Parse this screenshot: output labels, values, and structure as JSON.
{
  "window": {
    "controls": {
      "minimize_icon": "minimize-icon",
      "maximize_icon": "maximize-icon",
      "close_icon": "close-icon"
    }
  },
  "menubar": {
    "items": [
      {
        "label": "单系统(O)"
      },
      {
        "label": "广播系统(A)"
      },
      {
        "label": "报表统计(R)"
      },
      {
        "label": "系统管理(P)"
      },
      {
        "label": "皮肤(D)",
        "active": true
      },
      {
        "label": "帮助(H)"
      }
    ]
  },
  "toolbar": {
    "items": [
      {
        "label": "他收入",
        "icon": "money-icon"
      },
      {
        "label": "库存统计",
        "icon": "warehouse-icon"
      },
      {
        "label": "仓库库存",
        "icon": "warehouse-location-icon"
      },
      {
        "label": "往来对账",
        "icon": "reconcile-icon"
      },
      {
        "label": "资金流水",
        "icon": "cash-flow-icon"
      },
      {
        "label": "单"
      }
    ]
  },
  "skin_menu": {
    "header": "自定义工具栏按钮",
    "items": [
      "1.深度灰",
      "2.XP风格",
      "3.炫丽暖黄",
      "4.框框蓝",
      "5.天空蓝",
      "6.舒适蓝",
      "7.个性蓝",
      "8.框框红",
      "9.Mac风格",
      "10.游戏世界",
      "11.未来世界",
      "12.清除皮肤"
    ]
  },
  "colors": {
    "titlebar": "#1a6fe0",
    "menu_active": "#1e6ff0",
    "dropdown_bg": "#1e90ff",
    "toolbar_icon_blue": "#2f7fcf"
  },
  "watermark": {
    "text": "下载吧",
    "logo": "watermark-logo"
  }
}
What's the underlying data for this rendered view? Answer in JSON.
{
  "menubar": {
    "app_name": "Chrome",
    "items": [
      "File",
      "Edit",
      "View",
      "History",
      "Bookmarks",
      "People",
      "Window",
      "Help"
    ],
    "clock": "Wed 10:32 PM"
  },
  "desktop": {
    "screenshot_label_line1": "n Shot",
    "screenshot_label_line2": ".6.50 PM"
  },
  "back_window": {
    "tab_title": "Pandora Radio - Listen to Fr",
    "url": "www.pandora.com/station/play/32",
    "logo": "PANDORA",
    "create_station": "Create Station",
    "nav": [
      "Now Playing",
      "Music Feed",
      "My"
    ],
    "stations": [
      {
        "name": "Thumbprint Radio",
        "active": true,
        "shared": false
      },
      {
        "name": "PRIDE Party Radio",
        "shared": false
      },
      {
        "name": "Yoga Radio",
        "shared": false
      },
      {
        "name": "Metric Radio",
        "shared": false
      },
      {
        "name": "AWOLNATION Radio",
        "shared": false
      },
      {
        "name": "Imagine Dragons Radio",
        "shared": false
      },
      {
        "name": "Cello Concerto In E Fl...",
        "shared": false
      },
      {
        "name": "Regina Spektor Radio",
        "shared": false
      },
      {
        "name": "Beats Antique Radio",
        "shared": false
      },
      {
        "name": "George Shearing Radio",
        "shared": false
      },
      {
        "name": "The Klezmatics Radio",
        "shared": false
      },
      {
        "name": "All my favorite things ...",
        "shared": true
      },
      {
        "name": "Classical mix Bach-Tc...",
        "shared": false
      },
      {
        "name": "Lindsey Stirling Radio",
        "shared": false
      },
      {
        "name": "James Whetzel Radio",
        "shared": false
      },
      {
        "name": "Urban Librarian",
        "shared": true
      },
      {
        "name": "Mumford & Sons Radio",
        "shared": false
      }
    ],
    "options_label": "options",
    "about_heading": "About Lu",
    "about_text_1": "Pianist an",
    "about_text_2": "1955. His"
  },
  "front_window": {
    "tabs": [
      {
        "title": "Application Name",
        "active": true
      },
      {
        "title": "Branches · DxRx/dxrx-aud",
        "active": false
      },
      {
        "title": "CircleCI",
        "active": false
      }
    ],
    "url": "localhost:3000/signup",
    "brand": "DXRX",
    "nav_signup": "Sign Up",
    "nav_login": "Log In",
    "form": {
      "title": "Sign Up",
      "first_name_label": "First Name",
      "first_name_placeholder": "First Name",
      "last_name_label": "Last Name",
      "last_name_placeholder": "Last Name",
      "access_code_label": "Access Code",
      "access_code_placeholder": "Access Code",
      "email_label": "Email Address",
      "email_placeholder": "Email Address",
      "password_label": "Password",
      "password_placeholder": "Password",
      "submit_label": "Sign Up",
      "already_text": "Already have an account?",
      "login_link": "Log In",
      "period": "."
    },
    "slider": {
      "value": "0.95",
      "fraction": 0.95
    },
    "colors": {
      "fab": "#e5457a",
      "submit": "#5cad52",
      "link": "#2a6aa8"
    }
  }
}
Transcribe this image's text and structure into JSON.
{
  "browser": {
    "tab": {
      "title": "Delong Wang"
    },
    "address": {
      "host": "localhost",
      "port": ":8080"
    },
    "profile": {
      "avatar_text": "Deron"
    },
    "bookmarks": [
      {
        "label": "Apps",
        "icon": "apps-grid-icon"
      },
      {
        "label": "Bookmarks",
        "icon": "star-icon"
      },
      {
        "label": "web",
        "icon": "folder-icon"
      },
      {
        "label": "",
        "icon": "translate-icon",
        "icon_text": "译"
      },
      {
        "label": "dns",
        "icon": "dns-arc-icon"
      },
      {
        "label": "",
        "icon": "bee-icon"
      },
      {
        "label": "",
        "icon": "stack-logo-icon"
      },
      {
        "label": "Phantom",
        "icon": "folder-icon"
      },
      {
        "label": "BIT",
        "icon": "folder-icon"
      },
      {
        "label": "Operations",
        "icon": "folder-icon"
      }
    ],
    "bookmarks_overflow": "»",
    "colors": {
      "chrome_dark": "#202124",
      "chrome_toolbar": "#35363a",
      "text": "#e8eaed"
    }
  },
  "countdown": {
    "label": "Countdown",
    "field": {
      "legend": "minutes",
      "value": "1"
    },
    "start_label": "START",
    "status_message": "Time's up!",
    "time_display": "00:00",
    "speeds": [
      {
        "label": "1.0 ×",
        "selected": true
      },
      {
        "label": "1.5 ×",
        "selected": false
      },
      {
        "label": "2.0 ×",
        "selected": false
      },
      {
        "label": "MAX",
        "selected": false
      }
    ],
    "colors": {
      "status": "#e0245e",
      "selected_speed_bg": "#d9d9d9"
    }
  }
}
...
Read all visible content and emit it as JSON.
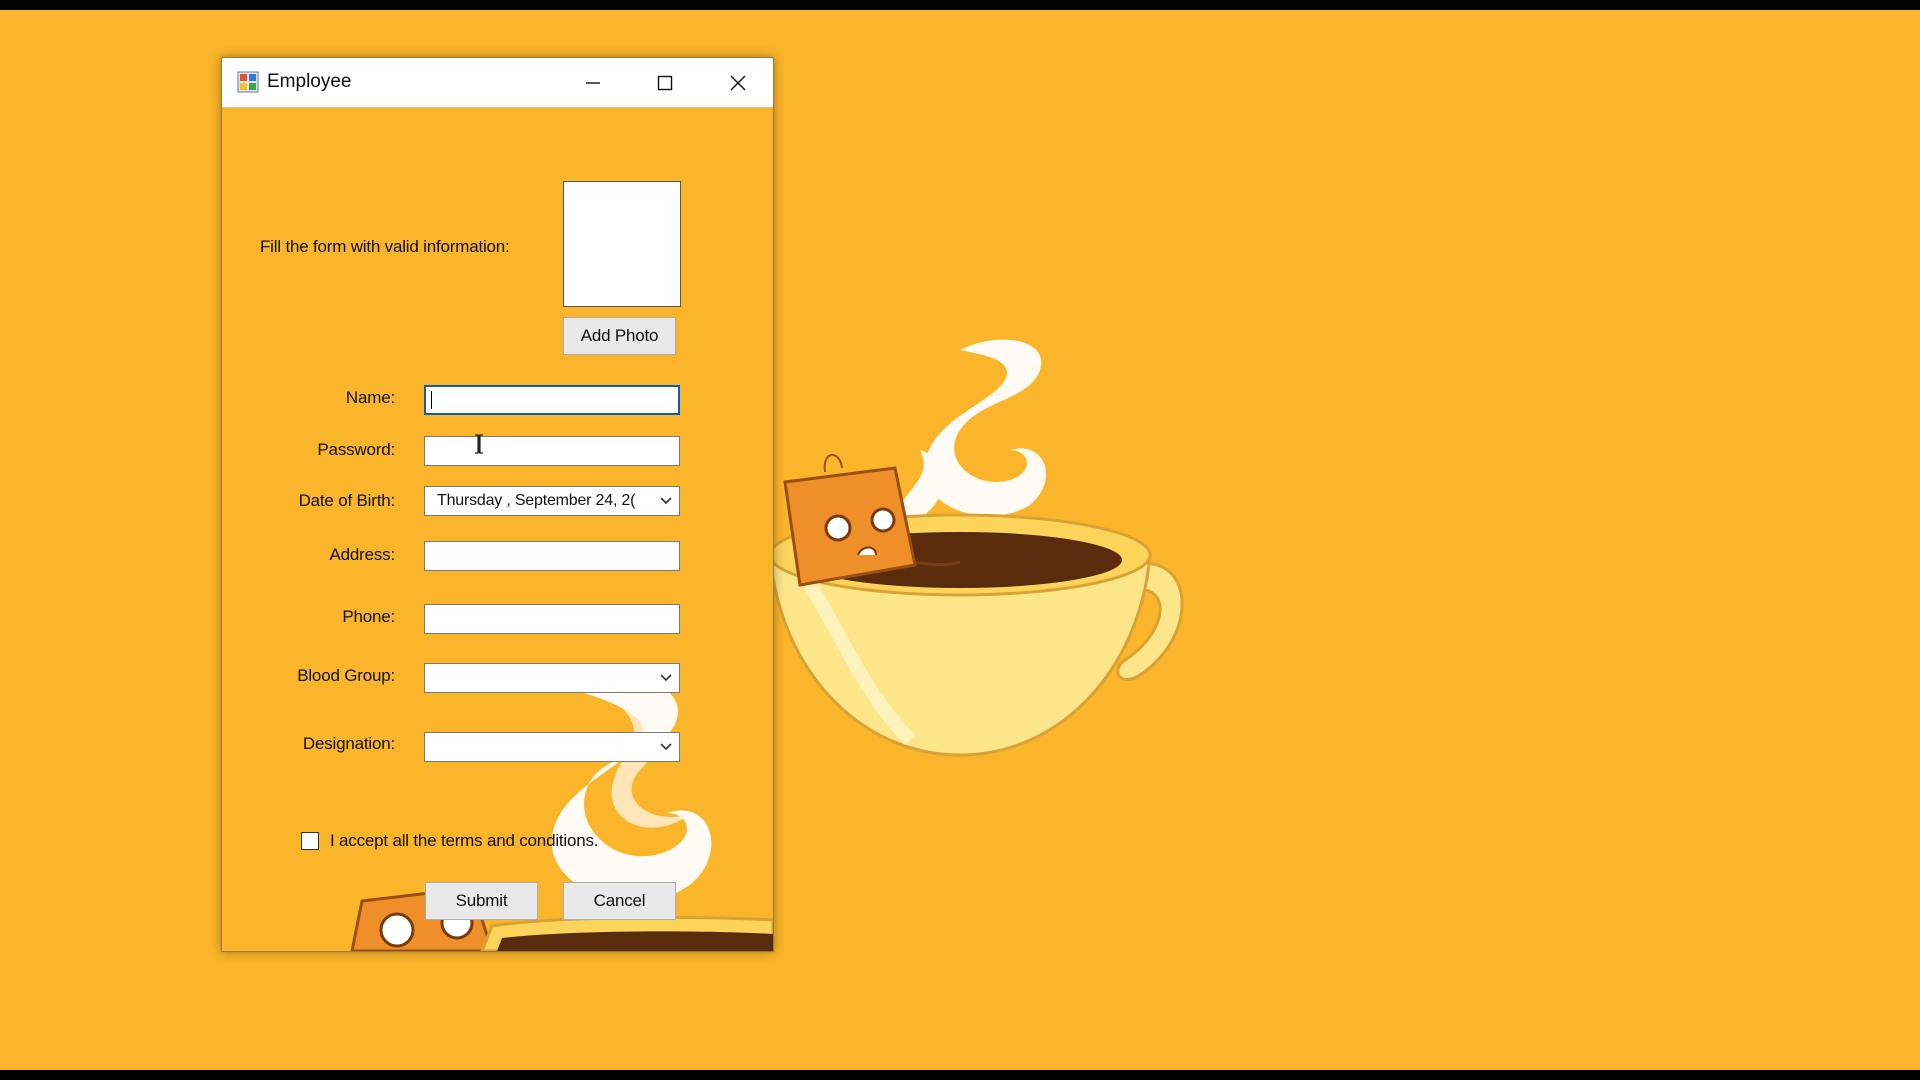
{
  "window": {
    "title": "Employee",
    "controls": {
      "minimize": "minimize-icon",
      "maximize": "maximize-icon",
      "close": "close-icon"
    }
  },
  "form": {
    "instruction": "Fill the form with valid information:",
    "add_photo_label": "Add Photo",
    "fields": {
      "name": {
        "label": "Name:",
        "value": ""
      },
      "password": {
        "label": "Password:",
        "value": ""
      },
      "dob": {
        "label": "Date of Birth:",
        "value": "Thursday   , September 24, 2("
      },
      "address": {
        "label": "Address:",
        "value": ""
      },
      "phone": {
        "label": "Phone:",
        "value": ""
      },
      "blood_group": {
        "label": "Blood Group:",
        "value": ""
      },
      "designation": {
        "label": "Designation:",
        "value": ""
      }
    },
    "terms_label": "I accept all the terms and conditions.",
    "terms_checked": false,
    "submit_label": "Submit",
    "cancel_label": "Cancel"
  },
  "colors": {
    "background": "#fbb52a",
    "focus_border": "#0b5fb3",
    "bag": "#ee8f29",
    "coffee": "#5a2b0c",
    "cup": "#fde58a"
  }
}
--
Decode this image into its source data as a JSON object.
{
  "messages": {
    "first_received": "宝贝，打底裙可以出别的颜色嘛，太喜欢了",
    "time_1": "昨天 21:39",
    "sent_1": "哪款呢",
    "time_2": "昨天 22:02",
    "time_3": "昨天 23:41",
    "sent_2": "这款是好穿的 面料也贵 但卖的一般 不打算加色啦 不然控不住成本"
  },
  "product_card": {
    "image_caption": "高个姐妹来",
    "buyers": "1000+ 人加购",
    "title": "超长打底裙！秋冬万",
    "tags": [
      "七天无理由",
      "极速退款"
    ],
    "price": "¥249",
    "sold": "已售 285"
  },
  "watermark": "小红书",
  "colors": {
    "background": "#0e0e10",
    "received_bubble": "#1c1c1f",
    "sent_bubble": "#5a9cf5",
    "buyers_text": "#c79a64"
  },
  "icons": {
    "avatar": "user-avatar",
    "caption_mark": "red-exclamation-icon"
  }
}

** Short problem **
Pull every line holding "into" out of the records.

** Answer to this exercise **
Transcribe this image's text and structure into JSON.
Decode this image into its source data as a JSON object.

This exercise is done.